▶ Exercise requirements: Wherever the string "text" appears in a line, extract that line.
[Start Recorded information]
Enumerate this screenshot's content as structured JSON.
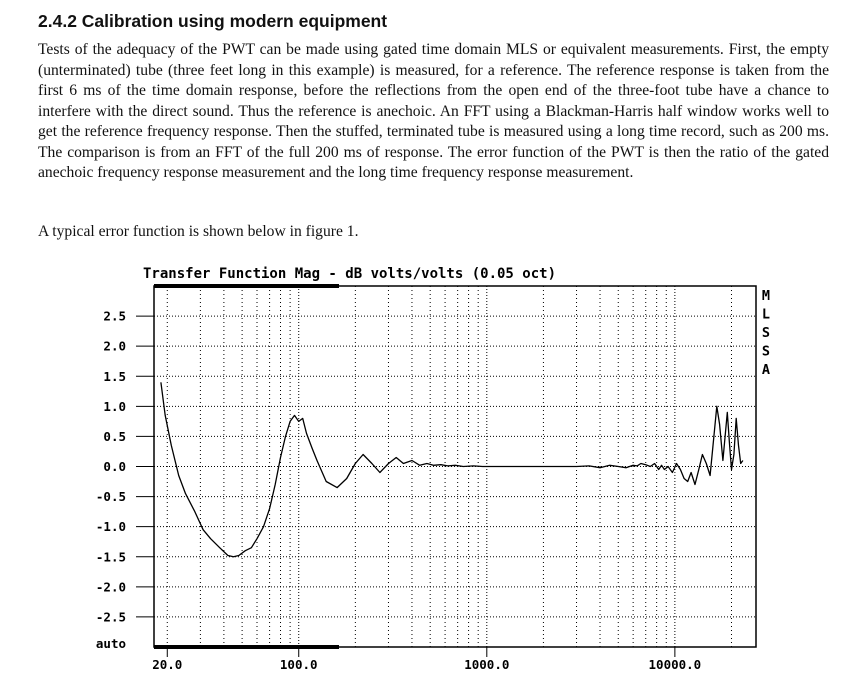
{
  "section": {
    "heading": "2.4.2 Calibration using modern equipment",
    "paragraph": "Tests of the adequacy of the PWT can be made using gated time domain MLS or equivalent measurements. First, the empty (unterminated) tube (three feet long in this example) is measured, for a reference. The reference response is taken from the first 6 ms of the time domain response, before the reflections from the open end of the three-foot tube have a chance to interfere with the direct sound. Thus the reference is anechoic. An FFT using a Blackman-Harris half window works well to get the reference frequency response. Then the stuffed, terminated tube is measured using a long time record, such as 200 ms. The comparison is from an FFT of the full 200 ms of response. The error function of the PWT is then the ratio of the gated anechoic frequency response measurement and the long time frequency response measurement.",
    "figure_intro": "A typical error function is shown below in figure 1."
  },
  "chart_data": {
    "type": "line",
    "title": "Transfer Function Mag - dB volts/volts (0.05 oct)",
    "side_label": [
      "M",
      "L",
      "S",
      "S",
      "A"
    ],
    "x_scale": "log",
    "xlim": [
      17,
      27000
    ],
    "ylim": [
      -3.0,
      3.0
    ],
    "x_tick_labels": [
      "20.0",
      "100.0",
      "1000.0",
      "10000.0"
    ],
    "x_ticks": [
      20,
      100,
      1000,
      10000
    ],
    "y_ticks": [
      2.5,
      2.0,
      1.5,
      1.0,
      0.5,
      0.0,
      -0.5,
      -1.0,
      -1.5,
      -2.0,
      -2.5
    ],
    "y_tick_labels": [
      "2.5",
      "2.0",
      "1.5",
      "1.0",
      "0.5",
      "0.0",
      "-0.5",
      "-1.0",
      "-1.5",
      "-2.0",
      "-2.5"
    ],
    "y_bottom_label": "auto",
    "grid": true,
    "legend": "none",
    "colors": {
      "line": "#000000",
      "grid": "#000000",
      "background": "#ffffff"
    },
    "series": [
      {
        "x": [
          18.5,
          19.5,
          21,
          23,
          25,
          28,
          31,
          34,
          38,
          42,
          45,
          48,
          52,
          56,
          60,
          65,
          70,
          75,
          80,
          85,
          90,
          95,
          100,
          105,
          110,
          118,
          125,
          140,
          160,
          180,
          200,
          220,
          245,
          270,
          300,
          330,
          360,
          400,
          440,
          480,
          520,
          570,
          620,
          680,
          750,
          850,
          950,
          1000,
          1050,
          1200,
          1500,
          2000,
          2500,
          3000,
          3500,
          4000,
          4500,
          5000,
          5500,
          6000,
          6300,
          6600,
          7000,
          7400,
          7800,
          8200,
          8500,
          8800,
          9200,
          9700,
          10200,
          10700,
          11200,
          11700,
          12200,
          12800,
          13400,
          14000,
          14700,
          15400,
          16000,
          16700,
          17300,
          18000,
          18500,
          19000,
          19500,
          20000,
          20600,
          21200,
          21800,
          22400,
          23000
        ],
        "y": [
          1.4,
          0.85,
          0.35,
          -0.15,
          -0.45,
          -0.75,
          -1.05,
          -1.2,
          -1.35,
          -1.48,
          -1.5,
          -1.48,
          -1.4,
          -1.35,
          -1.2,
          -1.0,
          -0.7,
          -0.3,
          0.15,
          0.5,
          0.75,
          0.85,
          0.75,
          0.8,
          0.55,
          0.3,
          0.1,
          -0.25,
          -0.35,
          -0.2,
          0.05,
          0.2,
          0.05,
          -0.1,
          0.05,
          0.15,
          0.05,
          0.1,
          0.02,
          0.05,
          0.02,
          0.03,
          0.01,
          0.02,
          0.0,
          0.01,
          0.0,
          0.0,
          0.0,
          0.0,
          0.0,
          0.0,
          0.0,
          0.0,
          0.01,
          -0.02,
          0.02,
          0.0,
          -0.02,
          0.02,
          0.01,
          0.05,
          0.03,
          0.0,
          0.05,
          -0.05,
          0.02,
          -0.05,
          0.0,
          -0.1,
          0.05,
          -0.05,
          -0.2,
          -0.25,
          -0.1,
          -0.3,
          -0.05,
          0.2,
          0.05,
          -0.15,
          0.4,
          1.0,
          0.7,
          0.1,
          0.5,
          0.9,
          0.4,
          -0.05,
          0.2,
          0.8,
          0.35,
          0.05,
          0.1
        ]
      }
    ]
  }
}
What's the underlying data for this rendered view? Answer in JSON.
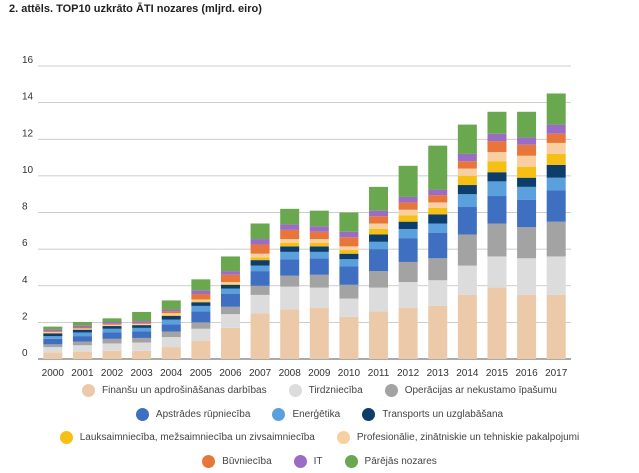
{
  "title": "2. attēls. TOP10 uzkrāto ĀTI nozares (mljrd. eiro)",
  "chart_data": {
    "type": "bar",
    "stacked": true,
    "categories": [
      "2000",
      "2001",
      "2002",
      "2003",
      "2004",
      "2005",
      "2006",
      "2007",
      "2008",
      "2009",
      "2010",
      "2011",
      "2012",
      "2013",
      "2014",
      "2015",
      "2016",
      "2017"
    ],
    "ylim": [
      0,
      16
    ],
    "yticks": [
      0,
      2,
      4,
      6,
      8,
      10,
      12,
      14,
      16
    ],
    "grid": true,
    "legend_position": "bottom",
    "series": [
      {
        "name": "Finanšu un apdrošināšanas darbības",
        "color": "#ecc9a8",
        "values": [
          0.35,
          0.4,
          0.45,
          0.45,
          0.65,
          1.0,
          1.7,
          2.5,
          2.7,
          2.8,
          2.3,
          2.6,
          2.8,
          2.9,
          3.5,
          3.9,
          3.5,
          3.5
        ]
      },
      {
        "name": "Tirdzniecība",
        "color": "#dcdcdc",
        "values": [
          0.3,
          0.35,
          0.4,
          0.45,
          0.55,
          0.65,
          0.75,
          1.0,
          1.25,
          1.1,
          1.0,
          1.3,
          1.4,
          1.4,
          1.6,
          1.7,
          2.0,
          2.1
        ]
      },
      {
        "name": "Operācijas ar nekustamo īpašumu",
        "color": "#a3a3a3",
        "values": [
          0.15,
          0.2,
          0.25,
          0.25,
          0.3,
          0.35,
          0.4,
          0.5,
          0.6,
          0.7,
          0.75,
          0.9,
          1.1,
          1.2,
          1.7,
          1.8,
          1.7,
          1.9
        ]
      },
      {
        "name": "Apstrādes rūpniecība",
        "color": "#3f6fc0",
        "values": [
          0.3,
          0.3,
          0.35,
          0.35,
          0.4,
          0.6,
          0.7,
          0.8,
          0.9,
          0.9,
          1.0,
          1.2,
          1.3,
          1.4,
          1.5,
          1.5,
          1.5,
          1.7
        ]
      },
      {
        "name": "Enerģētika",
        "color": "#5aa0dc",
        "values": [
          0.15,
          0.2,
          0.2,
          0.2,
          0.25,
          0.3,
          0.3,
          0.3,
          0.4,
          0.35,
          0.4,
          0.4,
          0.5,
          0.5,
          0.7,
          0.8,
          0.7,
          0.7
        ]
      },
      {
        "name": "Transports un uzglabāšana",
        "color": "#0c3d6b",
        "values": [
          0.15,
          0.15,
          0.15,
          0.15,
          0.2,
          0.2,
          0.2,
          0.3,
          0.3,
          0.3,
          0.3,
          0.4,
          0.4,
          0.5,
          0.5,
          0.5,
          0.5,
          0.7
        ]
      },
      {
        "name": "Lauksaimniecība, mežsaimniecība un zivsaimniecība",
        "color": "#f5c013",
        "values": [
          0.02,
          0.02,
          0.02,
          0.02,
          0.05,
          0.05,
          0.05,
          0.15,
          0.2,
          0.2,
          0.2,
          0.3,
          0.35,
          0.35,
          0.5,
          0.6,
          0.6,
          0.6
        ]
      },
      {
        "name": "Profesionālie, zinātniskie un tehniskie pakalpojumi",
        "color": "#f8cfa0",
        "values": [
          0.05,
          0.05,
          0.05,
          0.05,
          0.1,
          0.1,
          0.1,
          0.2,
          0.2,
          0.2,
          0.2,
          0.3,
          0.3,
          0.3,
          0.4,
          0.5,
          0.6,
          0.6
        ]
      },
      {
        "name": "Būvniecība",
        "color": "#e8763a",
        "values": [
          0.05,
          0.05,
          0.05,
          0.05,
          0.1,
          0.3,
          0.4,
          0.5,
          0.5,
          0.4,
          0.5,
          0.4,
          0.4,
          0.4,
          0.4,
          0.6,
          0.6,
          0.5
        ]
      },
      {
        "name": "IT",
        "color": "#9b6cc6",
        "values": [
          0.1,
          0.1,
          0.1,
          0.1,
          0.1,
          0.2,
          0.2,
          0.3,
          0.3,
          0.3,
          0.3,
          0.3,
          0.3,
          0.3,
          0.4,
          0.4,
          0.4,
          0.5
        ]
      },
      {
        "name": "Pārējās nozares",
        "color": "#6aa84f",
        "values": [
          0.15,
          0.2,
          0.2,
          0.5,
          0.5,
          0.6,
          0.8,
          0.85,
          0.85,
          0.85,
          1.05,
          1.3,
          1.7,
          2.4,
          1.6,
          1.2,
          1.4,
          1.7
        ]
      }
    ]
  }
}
[End Recorded information]
[Start Recorded information]
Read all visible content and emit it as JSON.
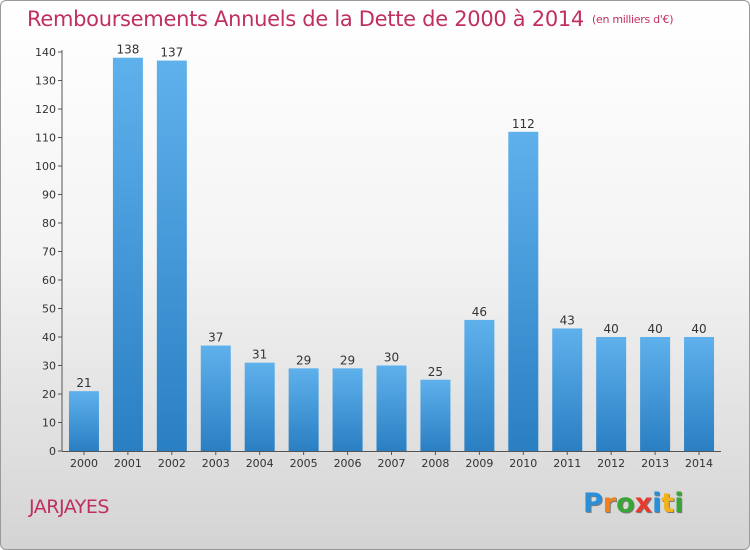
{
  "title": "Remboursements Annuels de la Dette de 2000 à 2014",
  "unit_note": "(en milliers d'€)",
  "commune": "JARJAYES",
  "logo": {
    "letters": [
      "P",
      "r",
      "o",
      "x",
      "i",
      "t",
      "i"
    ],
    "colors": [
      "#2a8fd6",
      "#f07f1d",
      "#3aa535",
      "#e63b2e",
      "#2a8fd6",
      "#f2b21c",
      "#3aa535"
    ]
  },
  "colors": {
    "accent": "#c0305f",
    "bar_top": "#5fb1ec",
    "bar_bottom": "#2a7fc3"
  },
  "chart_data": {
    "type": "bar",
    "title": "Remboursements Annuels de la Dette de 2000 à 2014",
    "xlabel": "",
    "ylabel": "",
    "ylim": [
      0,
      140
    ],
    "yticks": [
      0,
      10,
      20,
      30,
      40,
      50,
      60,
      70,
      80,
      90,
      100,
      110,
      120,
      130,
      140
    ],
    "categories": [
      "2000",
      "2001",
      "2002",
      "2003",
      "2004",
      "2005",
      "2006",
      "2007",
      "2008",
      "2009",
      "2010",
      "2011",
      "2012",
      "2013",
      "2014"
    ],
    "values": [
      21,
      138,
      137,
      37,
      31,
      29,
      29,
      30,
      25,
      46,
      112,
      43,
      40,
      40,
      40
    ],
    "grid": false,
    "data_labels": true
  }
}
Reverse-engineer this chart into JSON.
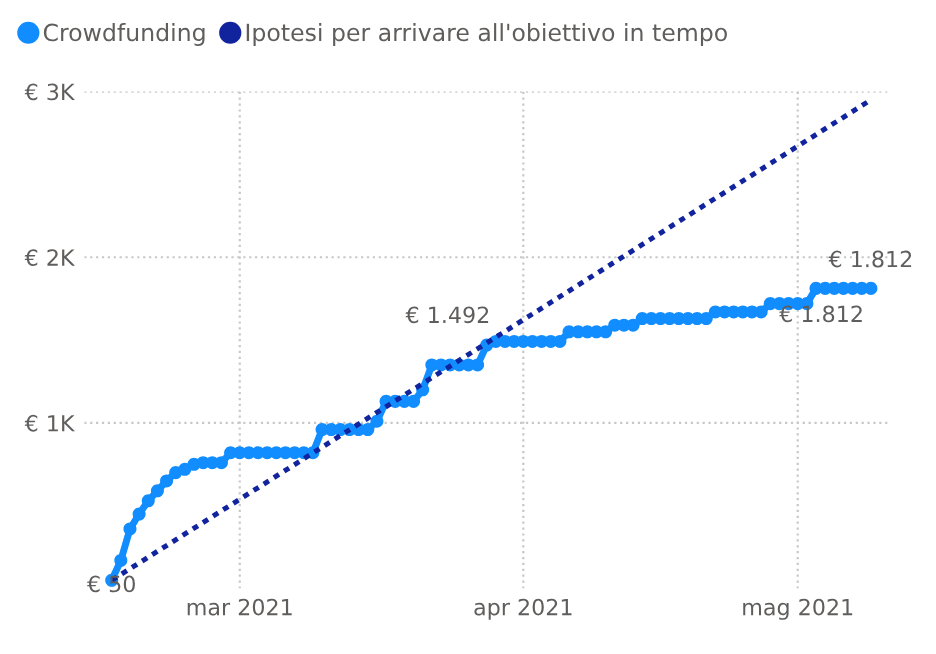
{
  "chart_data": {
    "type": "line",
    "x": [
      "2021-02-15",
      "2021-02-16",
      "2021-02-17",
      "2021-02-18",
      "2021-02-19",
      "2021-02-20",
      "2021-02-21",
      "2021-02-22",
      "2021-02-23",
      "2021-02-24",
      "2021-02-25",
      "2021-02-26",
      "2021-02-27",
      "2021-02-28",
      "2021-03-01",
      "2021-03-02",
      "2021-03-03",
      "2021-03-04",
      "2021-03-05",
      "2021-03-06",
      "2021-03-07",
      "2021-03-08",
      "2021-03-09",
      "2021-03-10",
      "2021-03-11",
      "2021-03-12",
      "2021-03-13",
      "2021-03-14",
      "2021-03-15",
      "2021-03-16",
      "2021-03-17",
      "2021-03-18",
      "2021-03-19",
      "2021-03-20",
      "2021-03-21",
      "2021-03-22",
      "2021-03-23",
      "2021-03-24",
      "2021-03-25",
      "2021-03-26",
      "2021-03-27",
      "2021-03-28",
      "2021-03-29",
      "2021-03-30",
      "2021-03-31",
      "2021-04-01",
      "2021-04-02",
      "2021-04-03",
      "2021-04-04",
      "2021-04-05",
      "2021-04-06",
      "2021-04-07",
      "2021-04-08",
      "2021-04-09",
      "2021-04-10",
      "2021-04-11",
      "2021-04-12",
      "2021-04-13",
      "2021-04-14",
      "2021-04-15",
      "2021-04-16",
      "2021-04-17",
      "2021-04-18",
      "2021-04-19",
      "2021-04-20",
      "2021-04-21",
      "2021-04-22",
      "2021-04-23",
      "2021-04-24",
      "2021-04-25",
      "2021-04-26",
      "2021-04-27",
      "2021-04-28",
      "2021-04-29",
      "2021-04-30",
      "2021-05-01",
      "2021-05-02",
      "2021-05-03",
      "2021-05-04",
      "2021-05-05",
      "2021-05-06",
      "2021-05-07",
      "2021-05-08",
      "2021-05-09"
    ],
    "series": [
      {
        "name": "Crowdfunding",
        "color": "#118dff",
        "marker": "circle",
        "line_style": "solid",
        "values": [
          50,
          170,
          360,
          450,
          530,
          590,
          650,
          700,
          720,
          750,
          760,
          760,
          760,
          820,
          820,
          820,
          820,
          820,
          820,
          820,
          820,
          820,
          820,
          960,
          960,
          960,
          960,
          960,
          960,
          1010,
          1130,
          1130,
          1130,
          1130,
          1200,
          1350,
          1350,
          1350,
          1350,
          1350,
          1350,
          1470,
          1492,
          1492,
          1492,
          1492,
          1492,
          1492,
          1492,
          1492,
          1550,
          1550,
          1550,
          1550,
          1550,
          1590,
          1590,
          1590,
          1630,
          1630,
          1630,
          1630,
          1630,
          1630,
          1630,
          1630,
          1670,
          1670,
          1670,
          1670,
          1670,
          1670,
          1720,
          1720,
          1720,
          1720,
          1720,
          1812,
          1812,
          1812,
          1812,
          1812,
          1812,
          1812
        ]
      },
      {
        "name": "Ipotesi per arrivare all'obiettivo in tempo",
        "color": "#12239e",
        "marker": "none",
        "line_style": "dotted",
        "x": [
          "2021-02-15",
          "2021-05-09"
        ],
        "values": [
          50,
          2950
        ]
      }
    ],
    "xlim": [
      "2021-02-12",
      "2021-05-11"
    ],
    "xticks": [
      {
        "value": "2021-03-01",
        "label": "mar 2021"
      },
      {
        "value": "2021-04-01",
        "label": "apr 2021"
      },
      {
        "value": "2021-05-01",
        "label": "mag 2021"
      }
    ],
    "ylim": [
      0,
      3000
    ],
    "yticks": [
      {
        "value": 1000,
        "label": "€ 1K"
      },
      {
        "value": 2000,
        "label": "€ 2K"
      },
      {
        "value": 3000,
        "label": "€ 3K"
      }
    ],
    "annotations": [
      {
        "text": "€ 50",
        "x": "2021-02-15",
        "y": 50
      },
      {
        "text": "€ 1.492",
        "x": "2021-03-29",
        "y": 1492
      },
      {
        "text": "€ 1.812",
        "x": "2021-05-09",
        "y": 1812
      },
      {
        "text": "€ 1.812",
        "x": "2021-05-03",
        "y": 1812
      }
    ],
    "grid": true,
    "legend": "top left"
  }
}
[End Recorded information]
[Start Recorded information]
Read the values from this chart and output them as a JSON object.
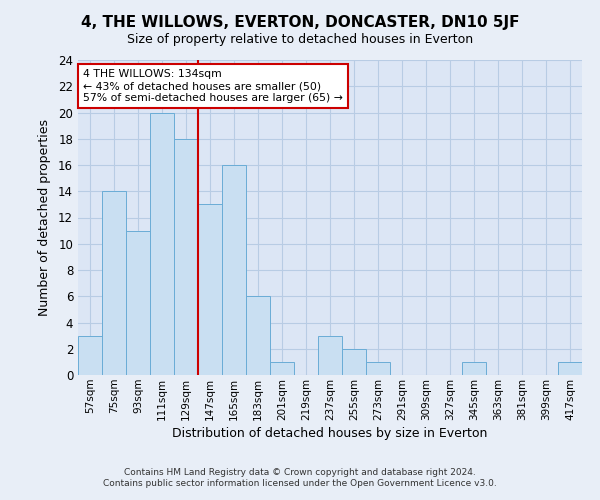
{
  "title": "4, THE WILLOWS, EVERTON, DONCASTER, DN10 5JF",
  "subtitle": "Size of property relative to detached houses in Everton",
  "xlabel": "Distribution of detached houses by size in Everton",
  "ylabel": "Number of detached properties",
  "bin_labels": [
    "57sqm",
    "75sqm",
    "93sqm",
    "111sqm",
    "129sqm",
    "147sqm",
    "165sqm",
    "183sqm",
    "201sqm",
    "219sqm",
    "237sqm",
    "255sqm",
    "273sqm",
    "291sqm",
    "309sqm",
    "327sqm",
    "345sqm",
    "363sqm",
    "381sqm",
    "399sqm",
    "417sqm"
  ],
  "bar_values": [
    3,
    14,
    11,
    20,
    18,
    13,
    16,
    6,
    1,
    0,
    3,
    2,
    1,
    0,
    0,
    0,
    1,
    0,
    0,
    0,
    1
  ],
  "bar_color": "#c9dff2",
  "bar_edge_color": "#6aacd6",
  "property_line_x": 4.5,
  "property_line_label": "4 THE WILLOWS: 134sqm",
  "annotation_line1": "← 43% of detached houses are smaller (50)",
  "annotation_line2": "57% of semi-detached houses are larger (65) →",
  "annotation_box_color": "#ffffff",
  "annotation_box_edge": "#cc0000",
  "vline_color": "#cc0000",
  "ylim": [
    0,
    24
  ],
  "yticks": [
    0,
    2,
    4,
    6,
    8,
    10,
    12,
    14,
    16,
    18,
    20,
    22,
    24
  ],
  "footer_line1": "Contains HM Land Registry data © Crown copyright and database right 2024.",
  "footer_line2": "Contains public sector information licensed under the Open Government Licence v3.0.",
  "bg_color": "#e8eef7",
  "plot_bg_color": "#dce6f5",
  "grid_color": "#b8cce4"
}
[End Recorded information]
▶ Exercise result:
        "text": "€ 50",
        "text": "€ 1.492",
        "text": "€ 1.812",
        "text": "€ 1.812",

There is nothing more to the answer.